◆ Directive ◆
From the listing below, extract each line containing the string "card".

---------- Supplied data

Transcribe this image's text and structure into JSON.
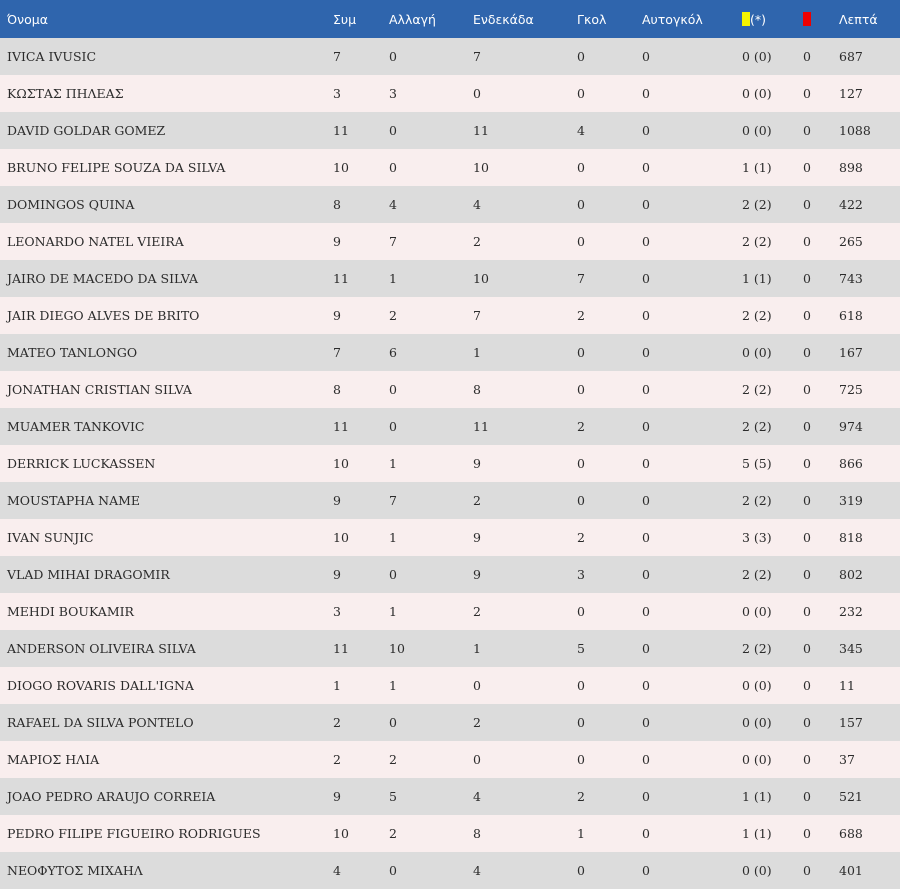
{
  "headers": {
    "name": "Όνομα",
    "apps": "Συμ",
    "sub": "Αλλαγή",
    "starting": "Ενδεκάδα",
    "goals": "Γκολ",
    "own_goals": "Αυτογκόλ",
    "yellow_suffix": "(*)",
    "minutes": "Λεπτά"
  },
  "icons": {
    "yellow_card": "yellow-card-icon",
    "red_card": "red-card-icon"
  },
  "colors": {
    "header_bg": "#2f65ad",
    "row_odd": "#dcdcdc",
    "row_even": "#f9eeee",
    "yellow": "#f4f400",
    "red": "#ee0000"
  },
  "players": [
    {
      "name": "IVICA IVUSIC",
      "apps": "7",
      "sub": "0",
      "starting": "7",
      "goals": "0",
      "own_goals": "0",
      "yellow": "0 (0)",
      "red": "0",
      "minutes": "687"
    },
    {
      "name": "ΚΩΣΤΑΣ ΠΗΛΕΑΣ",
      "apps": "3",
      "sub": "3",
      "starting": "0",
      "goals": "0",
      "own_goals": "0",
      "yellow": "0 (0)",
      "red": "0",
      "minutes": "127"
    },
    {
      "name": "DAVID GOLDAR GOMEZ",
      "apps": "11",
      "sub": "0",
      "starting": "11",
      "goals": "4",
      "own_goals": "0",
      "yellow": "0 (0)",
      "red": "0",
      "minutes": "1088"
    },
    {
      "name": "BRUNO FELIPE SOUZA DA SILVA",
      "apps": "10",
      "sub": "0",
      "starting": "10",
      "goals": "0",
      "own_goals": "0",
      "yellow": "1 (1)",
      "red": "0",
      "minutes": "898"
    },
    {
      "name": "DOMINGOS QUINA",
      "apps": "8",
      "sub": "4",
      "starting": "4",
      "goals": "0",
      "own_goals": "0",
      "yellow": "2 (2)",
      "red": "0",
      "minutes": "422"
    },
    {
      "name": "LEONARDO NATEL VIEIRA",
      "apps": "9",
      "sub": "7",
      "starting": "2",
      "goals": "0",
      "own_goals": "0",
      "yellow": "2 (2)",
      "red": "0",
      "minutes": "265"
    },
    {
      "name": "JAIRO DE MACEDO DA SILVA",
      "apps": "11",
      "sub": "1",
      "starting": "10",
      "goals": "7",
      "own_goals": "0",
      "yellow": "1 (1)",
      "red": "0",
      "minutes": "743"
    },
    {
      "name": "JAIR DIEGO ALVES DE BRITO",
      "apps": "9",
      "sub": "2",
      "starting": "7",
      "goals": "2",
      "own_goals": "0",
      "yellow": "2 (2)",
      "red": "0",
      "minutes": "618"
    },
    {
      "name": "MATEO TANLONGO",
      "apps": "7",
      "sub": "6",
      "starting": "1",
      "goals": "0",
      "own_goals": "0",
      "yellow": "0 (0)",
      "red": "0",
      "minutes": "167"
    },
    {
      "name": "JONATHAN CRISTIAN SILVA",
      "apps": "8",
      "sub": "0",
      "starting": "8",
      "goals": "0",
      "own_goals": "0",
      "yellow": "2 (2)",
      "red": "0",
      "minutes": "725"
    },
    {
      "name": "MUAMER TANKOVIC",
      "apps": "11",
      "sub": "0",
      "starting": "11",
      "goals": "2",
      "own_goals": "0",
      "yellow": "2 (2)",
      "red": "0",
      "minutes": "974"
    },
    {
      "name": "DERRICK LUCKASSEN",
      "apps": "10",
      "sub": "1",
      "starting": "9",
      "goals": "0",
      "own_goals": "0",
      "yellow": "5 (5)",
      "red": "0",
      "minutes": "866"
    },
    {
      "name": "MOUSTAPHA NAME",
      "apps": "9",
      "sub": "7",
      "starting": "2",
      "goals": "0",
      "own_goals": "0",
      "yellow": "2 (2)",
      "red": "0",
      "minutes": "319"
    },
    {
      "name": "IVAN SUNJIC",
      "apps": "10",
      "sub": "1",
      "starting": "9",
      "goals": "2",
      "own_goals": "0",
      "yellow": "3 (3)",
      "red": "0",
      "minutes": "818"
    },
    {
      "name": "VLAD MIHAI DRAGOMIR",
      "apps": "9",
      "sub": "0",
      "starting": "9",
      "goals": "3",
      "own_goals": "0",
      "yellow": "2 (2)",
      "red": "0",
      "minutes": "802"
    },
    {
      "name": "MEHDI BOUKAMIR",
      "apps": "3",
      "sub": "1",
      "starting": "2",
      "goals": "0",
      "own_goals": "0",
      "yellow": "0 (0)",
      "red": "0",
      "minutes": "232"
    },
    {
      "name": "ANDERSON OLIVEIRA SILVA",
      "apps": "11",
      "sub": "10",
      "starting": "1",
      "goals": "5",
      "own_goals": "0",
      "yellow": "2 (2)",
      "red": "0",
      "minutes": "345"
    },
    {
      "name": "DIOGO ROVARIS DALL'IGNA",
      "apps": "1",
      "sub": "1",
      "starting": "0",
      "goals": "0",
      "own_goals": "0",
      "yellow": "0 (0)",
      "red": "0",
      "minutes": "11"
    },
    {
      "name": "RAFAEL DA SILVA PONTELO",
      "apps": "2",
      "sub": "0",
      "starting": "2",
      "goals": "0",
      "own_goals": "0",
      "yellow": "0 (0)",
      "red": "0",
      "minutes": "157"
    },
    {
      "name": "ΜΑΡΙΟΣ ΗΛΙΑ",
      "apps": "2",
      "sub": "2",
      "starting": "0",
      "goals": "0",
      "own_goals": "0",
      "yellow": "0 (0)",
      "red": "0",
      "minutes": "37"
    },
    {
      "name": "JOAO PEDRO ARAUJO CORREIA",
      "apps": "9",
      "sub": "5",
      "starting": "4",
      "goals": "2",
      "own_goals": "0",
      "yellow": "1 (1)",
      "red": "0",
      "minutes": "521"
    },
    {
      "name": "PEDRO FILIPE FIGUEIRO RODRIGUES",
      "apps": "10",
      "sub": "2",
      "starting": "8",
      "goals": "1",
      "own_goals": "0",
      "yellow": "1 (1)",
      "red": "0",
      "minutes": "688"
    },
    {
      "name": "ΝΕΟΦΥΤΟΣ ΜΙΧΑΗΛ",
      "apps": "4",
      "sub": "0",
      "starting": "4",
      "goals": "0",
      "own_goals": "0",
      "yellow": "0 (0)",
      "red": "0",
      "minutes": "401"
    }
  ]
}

--------------------
---------- Supplied data

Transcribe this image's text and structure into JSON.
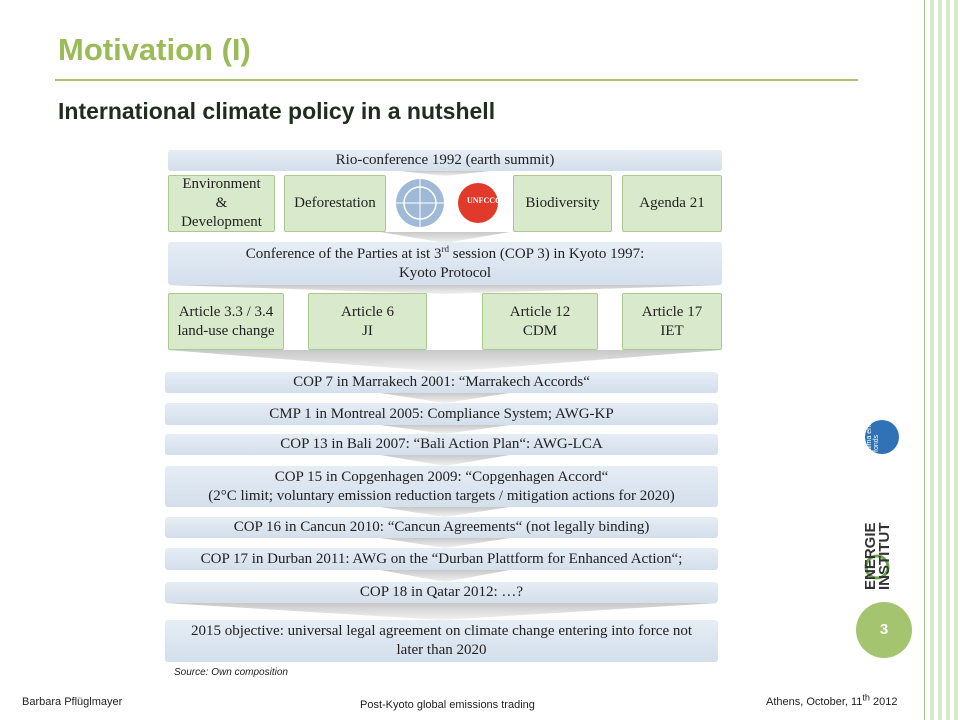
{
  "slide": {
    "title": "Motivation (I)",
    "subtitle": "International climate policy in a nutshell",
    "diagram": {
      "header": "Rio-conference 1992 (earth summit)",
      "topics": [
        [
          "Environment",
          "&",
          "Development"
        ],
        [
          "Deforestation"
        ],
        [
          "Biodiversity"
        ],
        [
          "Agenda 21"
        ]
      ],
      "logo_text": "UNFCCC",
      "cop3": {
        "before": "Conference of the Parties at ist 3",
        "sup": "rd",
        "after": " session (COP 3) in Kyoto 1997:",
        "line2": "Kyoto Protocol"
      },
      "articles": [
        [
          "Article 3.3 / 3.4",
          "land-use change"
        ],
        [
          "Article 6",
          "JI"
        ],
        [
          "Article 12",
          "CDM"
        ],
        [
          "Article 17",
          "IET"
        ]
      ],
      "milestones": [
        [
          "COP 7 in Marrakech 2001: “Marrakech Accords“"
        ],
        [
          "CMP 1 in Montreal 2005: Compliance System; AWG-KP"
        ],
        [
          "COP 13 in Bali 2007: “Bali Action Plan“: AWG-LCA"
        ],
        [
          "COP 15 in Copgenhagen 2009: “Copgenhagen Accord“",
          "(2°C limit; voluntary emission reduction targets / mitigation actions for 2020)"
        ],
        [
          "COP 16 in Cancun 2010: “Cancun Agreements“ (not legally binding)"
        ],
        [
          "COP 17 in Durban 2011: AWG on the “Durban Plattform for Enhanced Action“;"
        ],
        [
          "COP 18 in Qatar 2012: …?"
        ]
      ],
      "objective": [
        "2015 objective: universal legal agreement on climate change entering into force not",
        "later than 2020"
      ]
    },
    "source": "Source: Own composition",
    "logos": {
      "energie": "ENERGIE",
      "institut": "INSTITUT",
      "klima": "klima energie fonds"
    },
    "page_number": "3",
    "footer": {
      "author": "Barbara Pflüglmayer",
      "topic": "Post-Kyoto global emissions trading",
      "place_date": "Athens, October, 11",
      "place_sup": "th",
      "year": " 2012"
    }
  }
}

--------------------

◆ Correct result ◆
    "yellow_card": "yellow-card-icon",
    "red_card": "red-card-icon"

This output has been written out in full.